-- The problem --
Everything in the listing should be restated word for word.

-- Extracted entries --
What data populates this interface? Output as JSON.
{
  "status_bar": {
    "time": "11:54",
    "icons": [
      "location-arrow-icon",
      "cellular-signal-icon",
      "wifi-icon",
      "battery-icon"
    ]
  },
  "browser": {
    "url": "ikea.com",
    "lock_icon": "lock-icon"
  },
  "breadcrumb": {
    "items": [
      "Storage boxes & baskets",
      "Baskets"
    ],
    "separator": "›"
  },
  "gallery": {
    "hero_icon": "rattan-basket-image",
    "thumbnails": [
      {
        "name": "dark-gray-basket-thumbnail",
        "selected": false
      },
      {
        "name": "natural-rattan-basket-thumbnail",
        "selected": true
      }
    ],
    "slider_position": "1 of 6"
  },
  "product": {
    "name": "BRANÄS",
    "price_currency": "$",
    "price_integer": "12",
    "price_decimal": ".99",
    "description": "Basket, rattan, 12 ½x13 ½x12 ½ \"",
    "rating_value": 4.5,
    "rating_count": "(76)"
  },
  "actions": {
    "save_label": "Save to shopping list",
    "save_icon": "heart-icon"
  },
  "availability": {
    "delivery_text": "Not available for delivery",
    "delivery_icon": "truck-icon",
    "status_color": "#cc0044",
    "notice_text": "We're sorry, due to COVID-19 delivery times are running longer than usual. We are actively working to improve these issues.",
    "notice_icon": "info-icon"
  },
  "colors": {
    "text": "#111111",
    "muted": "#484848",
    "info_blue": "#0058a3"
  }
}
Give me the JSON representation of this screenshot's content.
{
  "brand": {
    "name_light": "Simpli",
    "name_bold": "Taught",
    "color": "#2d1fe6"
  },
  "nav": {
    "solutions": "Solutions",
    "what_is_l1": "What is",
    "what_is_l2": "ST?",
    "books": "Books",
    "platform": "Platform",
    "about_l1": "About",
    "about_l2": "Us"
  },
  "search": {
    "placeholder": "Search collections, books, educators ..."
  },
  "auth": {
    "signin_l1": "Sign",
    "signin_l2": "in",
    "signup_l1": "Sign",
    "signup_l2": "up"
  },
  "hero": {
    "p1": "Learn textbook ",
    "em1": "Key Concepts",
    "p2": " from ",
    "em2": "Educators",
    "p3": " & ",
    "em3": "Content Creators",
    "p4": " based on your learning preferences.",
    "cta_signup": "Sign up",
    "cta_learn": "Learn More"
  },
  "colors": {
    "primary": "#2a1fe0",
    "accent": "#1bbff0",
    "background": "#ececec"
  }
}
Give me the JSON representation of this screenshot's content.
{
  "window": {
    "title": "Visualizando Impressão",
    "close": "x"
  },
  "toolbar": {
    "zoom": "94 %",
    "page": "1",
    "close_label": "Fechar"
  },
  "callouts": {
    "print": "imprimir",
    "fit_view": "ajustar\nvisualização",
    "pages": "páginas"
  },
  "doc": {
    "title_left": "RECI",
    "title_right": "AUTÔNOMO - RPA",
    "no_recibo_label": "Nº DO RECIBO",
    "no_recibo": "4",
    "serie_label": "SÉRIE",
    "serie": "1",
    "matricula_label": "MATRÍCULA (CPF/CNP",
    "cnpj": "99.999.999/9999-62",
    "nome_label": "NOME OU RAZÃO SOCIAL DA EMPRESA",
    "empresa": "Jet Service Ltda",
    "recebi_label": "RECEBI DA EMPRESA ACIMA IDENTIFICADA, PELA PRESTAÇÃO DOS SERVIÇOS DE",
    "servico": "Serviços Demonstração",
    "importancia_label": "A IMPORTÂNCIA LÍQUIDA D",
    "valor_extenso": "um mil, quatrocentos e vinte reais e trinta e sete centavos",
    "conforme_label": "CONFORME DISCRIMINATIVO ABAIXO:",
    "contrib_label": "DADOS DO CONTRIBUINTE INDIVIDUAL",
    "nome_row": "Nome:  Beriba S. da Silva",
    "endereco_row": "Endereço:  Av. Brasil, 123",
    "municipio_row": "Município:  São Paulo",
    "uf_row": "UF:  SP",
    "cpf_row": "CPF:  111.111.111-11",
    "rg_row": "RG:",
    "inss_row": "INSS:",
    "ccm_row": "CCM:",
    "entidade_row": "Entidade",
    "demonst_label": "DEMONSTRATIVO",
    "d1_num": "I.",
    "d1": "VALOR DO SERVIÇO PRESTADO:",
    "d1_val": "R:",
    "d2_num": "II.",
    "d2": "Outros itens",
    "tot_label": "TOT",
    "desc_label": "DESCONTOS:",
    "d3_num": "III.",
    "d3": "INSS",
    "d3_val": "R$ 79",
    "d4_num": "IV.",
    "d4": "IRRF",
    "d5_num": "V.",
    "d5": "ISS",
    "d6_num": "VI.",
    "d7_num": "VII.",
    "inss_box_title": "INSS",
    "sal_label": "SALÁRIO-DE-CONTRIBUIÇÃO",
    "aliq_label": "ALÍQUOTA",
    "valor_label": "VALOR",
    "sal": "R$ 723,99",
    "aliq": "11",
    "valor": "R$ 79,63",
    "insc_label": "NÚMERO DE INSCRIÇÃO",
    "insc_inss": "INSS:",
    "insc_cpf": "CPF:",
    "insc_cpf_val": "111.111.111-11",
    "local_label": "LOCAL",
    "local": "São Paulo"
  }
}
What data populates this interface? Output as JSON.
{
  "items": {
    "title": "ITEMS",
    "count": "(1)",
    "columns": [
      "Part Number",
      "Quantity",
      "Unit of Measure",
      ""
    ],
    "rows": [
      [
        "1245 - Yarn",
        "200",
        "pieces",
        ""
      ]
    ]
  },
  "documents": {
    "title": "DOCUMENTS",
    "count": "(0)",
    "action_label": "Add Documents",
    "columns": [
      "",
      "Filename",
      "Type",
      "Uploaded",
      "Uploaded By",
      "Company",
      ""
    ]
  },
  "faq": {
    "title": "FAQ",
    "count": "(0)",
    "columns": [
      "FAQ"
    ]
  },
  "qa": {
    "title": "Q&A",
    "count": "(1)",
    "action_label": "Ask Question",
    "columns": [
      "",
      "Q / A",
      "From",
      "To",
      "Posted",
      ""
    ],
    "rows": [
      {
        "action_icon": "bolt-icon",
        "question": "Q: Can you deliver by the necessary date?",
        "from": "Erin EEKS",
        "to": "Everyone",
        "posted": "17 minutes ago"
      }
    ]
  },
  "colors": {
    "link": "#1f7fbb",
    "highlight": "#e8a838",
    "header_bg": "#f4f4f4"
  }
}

-- Answer to the exercise --
What data populates this interface? Output as JSON.
{
  "status_bar": {
    "time": "11:54",
    "icons": [
      "location-arrow-icon",
      "cellular-signal-icon",
      "wifi-icon",
      "battery-icon"
    ]
  },
  "browser": {
    "url": "ikea.com",
    "lock_icon": "lock-icon"
  },
  "breadcrumb": {
    "items": [
      "Storage boxes & baskets",
      "Baskets"
    ],
    "separator": "›"
  },
  "gallery": {
    "hero_icon": "rattan-basket-image",
    "thumbnails": [
      {
        "name": "dark-gray-basket-thumbnail",
        "selected": false
      },
      {
        "name": "natural-rattan-basket-thumbnail",
        "selected": true
      }
    ],
    "slider_position": "1 of 6"
  },
  "product": {
    "name": "BRANÄS",
    "price_currency": "$",
    "price_integer": "12",
    "price_decimal": ".99",
    "description": "Basket, rattan, 12 ½x13 ½x12 ½ \"",
    "rating_value": 4.5,
    "rating_count": "(76)"
  },
  "actions": {
    "save_label": "Save to shopping list",
    "save_icon": "heart-icon"
  },
  "availability": {
    "delivery_text": "Not available for delivery",
    "delivery_icon": "truck-icon",
    "status_color": "#cc0044",
    "notice_text": "We're sorry, due to COVID-19 delivery times are running longer than usual. We are actively working to improve these issues.",
    "notice_icon": "info-icon"
  },
  "colors": {
    "text": "#111111",
    "muted": "#484848",
    "info_blue": "#0058a3"
  }
}
Give me the JSON representation of this screenshot's content.
{
  "brand": {
    "name_light": "Simpli",
    "name_bold": "Taught",
    "color": "#2d1fe6"
  },
  "nav": {
    "solutions": "Solutions",
    "what_is_l1": "What is",
    "what_is_l2": "ST?",
    "books": "Books",
    "platform": "Platform",
    "about_l1": "About",
    "about_l2": "Us"
  },
  "search": {
    "placeholder": "Search collections, books, educators ..."
  },
  "auth": {
    "signin_l1": "Sign",
    "signin_l2": "in",
    "signup_l1": "Sign",
    "signup_l2": "up"
  },
  "hero": {
    "p1": "Learn textbook ",
    "em1": "Key Concepts",
    "p2": " from ",
    "em2": "Educators",
    "p3": " & ",
    "em3": "Content Creators",
    "p4": " based on your learning preferences.",
    "cta_signup": "Sign up",
    "cta_learn": "Learn More"
  },
  "colors": {
    "primary": "#2a1fe0",
    "accent": "#1bbff0",
    "background": "#ececec"
  }
}
Give me the JSON representation of this screenshot's content.
{
  "window": {
    "title": "Visualizando Impressão",
    "close": "x"
  },
  "toolbar": {
    "zoom": "94 %",
    "page": "1",
    "close_label": "Fechar"
  },
  "callouts": {
    "print": "imprimir",
    "fit_view": "ajustar\nvisualização",
    "pages": "páginas"
  },
  "doc": {
    "title_left": "RECI",
    "title_right": "AUTÔNOMO - RPA",
    "no_recibo_label": "Nº DO RECIBO",
    "no_recibo": "4",
    "serie_label": "SÉRIE",
    "serie": "1",
    "matricula_label": "MATRÍCULA (CPF/CNP",
    "cnpj": "99.999.999/9999-62",
    "nome_label": "NOME OU RAZÃO SOCIAL DA EMPRESA",
    "empresa": "Jet Service Ltda",
    "recebi_label": "RECEBI DA EMPRESA ACIMA IDENTIFICADA, PELA PRESTAÇÃO DOS SERVIÇOS DE",
    "servico": "Serviços Demonstração",
    "importancia_label": "A IMPORTÂNCIA LÍQUIDA D",
    "valor_extenso": "um mil, quatrocentos e vinte reais e trinta e sete centavos",
    "conforme_label": "CONFORME DISCRIMINATIVO ABAIXO:",
    "contrib_label": "DADOS DO CONTRIBUINTE INDIVIDUAL",
    "nome_row": "Nome:  Beriba S. da Silva",
    "endereco_row": "Endereço:  Av. Brasil, 123",
    "municipio_row": "Município:  São Paulo",
    "uf_row": "UF:  SP",
    "cpf_row": "CPF:  111.111.111-11",
    "rg_row": "RG:",
    "inss_row": "INSS:",
    "ccm_row": "CCM:",
    "entidade_row": "Entidade",
    "demonst_label": "DEMONSTRATIVO",
    "d1_num": "I.",
    "d1": "VALOR DO SERVIÇO PRESTADO:",
    "d1_val": "R:",
    "d2_num": "II.",
    "d2": "Outros itens",
    "tot_label": "TOT",
    "desc_label": "DESCONTOS:",
    "d3_num": "III.",
    "d3": "INSS",
    "d3_val": "R$ 79",
    "d4_num": "IV.",
    "d4": "IRRF",
    "d5_num": "V.",
    "d5": "ISS",
    "d6_num": "VI.",
    "d7_num": "VII.",
    "inss_box_title": "INSS",
    "sal_label": "SALÁRIO-DE-CONTRIBUIÇÃO",
    "aliq_label": "ALÍQUOTA",
    "valor_label": "VALOR",
    "sal": "R$ 723,99",
    "aliq": "11",
    "valor": "R$ 79,63",
    "insc_label": "NÚMERO DE INSCRIÇÃO",
    "insc_inss": "INSS:",
    "insc_cpf": "CPF:",
    "insc_cpf_val": "111.111.111-11",
    "local_label": "LOCAL",
    "local": "São Paulo"
  }
}
What data populates this interface? Output as JSON.
{
  "items": {
    "title": "ITEMS",
    "count": "(1)",
    "columns": [
      "Part Number",
      "Quantity",
      "Unit of Measure",
      ""
    ],
    "rows": [
      [
        "1245 - Yarn",
        "200",
        "pieces",
        ""
      ]
    ]
  },
  "documents": {
    "title": "DOCUMENTS",
    "count": "(0)",
    "action_label": "Add Documents",
    "columns": [
      "",
      "Filename",
      "Type",
      "Uploaded",
      "Uploaded By",
      "Company",
      ""
    ]
  },
  "faq": {
    "title": "FAQ",
    "count": "(0)",
    "columns": [
      "FAQ"
    ]
  },
  "qa": {
    "title": "Q&A",
    "count": "(1)",
    "action_label": "Ask Question",
    "columns": [
      "",
      "Q / A",
      "From",
      "To",
      "Posted",
      ""
    ],
    "rows": [
      {
        "action_icon": "bolt-icon",
        "question": "Q: Can you deliver by the necessary date?",
        "from": "Erin EEKS",
        "to": "Everyone",
        "posted": "17 minutes ago"
      }
    ]
  },
  "colors": {
    "link": "#1f7fbb",
    "highlight": "#e8a838",
    "header_bg": "#f4f4f4"
  }
}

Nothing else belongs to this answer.